TASK TO COMPLETE: Pull out every line containing the string "Pflanzer".

GIVEN INFORMATION:
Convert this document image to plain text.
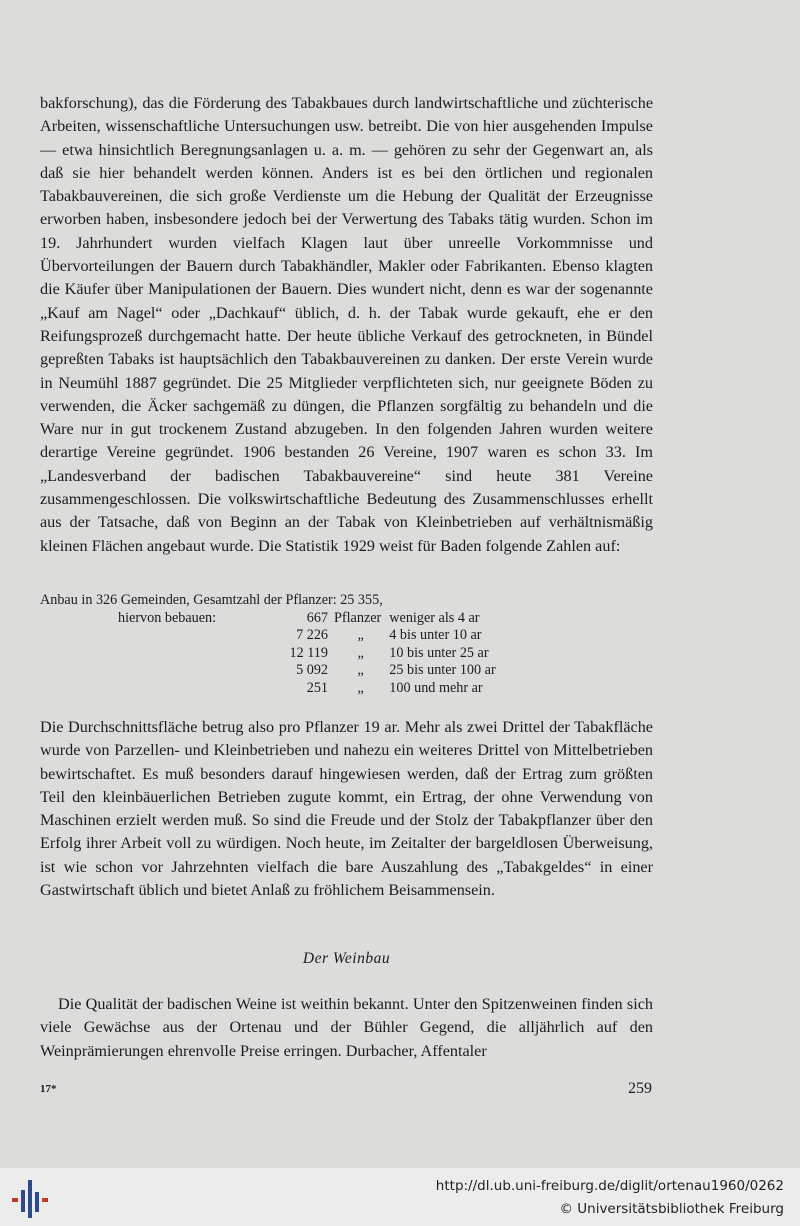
bakforschung), das die Förderung des Tabakbaues durch landwirtschaftliche und züchterische Arbeiten, wissenschaftliche Untersuchungen usw. betreibt. Die von hier ausgehenden Impulse — etwa hinsichtlich Beregnungsanlagen u. a. m. — gehören zu sehr der Gegenwart an, als daß sie hier behandelt werden können. Anders ist es bei den örtlichen und regionalen Tabakbauvereinen, die sich große Verdienste um die Hebung der Qualität der Erzeugnisse erworben haben, insbesondere jedoch bei der Verwertung des Tabaks tätig wurden. Schon im 19. Jahrhundert wurden vielfach Klagen laut über unreelle Vorkommnisse und Übervorteilungen der Bauern durch Tabakhändler, Makler oder Fabrikanten. Ebenso klagten die Käufer über Manipulationen der Bauern. Dies wundert nicht, denn es war der sogenannte „Kauf am Nagel“ oder „Dachkauf“ üblich, d. h. der Tabak wurde gekauft, ehe er den Reifungsprozeß durchgemacht hatte. Der heute übliche Verkauf des getrockneten, in Bündel gepreßten Tabaks ist hauptsächlich den Tabakbauvereinen zu danken. Der erste Verein wurde in Neumühl 1887 gegründet. Die 25 Mitglieder verpflichteten sich, nur geeignete Böden zu verwenden, die Äcker sachgemäß zu düngen, die Pflanzen sorgfältig zu behandeln und die Ware nur in gut trockenem Zustand abzugeben. In den folgenden Jahren wurden weitere derartige Vereine gegründet. 1906 bestanden 26 Vereine, 1907 waren es schon 33. Im „Landesverband der badischen Tabakbauvereine“ sind heute 381 Vereine zusammengeschlossen. Die volkswirtschaftliche Bedeutung des Zusammenschlusses erhellt aus der Tatsache, daß von Beginn an der Tabak von Kleinbetrieben auf verhältnismäßig kleinen Flächen angebaut wurde. Die Statistik 1929 weist für Baden folgende Zahlen auf:

Anbau in 326 Gemeinden, Gesamtzahl der Pflanzer: 25 355,
hiervon bebauen:	667	Pflanzer	weniger als 4 ar
	7 226	„	4 bis unter 10 ar
	12 119	„	10 bis unter 25 ar
	5 092	„	25 bis unter 100 ar
	251	„	100 und mehr ar

Die Durchschnittsfläche betrug also pro Pflanzer 19 ar. Mehr als zwei Drittel der Tabakfläche wurde von Parzellen- und Kleinbetrieben und nahezu ein weiteres Drittel von Mittelbetrieben bewirtschaftet. Es muß besonders darauf hingewiesen werden, daß der Ertrag zum größten Teil den kleinbäuerlichen Betrieben zugute kommt, ein Ertrag, der ohne Verwendung von Maschinen erzielt werden muß. So sind die Freude und der Stolz der Tabakpflanzer über den Erfolg ihrer Arbeit voll zu würdigen. Noch heute, im Zeitalter der bargeldlosen Überweisung, ist wie schon vor Jahrzehnten vielfach die bare Auszahlung des „Tabakgeldes“ in einer Gastwirtschaft üblich und bietet Anlaß zu fröhlichem Beisammensein.

Der Weinbau

Die Qualität der badischen Weine ist weithin bekannt. Unter den Spitzenweinen finden sich viele Gewächse aus der Ortenau und der Bühler Gegend, die alljährlich auf den Weinprämierungen ehrenvolle Preise erringen. Durbacher, Affentaler

17*	259
http://dl.ub.uni-freiburg.de/diglit/ortenau1960/0262
© Universitätsbibliothek Freiburg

ANSWER FOR THIS EXERCISE:
Anbau in 326 Gemeinden, Gesamtzahl der Pflanzer: 25 355,
hiervon bebauen:	667	Pflanzer	weniger als 4 ar
Die Durchschnittsfläche betrug also pro Pflanzer 19 ar. Mehr als zwei Drittel der Tabakfläche wurde von Parzellen- und Kleinbetrieben und nahezu ein weiteres Drittel von Mittelbetrieben bewirtschaftet. Es muß besonders darauf hingewiesen werden, daß der Ertrag zum größten Teil den kleinbäuerlichen Betrieben zugute kommt, ein Ertrag, der ohne Verwendung von Maschinen erzielt werden muß. So sind die Freude und der Stolz der Tabakpflanzer über den Erfolg ihrer Arbeit voll zu würdigen. Noch heute, im Zeitalter der bargeldlosen Überweisung, ist wie schon vor Jahrzehnten vielfach die bare Auszahlung des „Tabakgeldes“ in einer Gastwirtschaft üblich und bietet Anlaß zu fröhlichem Beisammensein.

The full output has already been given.